→ **Instructions for the task**:
Pick out every line in the data below that holds "swiss".

→ **Data for this exercise**:

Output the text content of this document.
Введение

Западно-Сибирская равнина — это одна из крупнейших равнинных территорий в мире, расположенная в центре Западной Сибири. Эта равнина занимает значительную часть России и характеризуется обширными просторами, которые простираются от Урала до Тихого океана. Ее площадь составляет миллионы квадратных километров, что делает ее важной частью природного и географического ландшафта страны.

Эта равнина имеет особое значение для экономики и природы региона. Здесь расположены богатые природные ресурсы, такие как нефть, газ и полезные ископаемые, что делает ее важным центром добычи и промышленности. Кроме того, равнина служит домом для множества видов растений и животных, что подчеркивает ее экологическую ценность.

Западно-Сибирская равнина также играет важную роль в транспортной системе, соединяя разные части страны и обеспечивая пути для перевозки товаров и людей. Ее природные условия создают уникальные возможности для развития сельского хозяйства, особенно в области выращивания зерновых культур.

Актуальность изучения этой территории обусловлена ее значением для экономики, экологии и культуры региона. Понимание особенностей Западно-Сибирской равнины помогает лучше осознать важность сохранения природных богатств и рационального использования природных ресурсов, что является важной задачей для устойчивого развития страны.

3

--

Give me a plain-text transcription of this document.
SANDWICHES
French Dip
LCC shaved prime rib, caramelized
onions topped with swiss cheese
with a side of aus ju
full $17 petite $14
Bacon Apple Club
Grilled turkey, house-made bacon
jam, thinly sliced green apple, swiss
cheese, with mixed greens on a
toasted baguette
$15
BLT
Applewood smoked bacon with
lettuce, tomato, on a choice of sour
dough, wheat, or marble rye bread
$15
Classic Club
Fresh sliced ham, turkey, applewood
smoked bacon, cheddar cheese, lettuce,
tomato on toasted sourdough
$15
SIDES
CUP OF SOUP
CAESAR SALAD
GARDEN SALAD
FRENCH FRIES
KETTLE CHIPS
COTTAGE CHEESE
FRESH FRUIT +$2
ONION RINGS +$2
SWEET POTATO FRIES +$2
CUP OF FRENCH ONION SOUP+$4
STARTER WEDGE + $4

→ **Expected answer**:
onions topped with swiss cheese
jam, thinly sliced green apple, swiss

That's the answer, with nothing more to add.